§ **WRITTEN INSTRUCTION**:
Extract the lines that carry the string "triangle" from the listing.
□ □ □ □ □ □ □
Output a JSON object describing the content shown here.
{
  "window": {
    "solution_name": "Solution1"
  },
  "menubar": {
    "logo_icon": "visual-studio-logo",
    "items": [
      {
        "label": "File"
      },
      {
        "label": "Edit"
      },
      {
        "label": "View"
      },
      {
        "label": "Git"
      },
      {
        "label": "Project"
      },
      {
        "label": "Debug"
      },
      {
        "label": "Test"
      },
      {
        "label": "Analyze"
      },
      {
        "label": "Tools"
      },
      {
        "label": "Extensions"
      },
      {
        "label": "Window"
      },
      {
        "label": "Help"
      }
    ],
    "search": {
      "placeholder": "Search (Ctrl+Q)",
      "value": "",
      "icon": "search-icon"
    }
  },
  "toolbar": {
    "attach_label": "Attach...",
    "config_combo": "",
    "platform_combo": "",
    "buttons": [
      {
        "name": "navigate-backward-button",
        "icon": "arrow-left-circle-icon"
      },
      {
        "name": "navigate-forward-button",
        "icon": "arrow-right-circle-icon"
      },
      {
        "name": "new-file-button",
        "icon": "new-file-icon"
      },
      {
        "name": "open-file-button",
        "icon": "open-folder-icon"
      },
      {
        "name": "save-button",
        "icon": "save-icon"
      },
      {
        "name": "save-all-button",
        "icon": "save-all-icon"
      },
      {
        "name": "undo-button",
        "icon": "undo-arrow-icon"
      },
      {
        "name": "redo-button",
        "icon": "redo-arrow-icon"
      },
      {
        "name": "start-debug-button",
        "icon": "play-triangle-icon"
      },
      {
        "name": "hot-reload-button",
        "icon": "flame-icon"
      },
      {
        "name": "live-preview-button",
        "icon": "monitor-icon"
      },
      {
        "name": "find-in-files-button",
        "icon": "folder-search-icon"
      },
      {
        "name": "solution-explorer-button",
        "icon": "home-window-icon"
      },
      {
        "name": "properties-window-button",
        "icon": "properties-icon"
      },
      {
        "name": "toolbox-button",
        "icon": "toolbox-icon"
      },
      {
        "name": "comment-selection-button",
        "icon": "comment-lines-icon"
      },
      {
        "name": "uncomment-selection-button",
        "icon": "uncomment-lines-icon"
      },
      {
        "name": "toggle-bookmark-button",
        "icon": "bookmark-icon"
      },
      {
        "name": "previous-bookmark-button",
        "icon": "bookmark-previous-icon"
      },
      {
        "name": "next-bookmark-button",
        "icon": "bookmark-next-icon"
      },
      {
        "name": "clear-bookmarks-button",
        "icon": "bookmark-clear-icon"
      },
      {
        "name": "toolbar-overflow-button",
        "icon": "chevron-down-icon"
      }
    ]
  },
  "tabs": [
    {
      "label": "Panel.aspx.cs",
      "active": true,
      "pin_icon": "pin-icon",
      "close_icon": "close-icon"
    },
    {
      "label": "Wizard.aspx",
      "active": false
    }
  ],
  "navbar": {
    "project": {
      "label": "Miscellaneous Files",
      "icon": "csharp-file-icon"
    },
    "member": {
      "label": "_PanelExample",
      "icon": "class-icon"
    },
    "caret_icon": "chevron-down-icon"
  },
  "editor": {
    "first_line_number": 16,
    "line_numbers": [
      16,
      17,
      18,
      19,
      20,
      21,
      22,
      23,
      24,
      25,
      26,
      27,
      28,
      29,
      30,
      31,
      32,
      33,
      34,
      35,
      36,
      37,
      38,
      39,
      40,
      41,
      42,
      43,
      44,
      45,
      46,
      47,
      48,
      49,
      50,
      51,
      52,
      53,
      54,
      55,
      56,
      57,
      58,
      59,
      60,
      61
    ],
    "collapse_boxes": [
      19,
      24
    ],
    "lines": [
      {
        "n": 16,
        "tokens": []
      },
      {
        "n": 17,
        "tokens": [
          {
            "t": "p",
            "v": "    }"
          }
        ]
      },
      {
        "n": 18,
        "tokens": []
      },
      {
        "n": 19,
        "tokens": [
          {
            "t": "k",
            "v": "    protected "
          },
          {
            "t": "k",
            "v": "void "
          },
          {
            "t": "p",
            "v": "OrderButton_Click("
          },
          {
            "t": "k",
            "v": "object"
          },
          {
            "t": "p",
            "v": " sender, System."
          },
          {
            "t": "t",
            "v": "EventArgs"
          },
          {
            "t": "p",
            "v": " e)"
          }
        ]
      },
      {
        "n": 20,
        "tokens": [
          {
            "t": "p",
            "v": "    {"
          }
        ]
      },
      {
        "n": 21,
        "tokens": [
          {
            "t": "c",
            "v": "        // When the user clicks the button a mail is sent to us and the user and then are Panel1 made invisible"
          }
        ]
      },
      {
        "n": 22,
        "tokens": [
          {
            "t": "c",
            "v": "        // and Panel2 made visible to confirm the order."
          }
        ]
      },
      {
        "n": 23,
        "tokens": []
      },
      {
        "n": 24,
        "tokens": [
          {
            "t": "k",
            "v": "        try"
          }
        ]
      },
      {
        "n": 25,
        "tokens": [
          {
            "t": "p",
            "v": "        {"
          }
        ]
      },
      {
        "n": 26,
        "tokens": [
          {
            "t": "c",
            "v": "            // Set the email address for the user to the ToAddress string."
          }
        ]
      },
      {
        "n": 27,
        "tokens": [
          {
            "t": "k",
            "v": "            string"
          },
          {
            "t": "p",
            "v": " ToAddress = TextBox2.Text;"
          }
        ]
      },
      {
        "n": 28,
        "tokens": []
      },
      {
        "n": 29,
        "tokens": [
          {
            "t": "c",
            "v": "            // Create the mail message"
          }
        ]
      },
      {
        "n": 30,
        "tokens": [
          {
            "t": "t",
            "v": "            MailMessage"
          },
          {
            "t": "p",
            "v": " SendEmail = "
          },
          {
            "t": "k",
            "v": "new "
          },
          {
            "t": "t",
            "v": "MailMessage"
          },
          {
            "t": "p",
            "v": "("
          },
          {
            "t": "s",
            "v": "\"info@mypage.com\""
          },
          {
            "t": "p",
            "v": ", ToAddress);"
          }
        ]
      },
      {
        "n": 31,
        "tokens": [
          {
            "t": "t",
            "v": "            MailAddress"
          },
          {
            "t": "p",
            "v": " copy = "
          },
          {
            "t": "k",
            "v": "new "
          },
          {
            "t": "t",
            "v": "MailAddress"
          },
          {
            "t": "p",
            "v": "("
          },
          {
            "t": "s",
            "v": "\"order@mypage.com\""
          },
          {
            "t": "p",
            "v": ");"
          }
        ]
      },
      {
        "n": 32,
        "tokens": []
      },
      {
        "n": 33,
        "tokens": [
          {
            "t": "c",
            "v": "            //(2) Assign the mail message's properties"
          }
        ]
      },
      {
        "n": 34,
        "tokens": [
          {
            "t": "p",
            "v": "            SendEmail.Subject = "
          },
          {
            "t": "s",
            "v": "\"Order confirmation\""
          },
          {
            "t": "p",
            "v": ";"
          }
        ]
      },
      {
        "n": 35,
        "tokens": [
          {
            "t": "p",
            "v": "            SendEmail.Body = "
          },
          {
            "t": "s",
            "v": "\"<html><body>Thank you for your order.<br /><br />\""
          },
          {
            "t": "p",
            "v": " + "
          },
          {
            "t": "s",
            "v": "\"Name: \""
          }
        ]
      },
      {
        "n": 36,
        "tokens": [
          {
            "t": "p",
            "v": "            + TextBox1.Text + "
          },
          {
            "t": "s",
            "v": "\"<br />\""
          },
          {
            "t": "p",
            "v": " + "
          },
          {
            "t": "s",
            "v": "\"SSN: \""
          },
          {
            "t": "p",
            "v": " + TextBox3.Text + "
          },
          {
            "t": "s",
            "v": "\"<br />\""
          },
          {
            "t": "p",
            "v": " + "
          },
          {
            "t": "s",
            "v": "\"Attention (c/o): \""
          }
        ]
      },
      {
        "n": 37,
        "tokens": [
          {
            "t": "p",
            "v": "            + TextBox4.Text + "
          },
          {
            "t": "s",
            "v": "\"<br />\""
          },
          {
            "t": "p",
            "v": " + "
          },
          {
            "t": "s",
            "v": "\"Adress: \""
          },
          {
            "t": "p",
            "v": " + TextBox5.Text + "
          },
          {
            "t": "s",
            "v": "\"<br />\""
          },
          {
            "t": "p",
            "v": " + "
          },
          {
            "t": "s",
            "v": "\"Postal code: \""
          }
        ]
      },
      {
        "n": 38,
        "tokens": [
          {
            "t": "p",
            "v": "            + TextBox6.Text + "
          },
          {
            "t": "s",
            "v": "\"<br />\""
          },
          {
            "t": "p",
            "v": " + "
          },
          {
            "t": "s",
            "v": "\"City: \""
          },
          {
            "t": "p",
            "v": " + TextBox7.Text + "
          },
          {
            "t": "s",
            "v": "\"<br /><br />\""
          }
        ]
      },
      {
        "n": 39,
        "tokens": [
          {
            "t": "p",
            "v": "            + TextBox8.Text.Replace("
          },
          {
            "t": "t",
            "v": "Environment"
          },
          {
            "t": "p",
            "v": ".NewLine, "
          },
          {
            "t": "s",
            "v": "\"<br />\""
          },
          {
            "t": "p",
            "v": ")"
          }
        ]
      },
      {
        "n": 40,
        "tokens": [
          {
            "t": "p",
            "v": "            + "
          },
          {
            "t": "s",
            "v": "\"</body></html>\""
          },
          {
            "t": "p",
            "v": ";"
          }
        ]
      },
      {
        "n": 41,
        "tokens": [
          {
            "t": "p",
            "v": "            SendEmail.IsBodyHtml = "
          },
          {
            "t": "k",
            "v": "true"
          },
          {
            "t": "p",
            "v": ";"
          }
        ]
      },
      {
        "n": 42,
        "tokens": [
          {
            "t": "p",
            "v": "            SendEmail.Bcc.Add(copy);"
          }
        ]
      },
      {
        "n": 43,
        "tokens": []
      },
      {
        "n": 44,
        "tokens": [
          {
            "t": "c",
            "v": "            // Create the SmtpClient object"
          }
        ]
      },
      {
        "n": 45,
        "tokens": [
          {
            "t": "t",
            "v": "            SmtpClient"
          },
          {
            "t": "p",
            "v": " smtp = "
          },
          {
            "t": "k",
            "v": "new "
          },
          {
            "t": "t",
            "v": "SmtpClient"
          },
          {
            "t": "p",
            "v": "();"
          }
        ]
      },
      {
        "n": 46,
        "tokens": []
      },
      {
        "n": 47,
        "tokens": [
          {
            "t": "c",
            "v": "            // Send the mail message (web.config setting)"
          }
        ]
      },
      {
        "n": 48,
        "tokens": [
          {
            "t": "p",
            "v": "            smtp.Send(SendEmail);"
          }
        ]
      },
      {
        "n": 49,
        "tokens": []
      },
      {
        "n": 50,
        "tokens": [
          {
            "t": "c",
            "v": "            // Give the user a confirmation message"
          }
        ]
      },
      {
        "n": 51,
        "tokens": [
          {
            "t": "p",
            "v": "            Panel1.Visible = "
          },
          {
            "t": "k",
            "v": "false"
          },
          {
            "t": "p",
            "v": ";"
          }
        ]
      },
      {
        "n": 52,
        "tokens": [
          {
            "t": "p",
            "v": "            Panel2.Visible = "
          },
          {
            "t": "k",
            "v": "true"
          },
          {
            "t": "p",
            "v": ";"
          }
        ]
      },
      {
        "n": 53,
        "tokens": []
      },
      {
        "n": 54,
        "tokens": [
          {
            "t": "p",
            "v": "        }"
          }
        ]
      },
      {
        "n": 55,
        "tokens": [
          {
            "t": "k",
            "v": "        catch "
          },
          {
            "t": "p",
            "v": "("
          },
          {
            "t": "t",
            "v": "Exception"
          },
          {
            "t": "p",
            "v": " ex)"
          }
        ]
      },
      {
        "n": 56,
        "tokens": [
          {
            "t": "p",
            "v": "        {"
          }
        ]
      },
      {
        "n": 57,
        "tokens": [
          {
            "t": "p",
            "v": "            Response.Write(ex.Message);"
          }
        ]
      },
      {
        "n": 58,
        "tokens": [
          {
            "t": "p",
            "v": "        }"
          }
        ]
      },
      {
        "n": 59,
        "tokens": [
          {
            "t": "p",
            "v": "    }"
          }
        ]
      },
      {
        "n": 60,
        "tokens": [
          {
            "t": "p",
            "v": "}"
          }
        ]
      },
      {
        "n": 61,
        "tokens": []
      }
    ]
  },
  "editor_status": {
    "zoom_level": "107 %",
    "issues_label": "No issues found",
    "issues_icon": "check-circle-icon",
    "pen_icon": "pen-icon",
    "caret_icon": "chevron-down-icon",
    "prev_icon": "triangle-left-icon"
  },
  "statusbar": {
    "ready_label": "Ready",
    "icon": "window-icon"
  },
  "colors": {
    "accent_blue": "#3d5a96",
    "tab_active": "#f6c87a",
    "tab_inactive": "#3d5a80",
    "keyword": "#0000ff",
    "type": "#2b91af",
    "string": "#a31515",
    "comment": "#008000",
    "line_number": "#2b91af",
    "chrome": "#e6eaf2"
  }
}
□ □ □ □ □ □ □
§ **RESPONSE BELOW**:
        "icon": "play-triangle-icon"
    "prev_icon": "triangle-left-icon"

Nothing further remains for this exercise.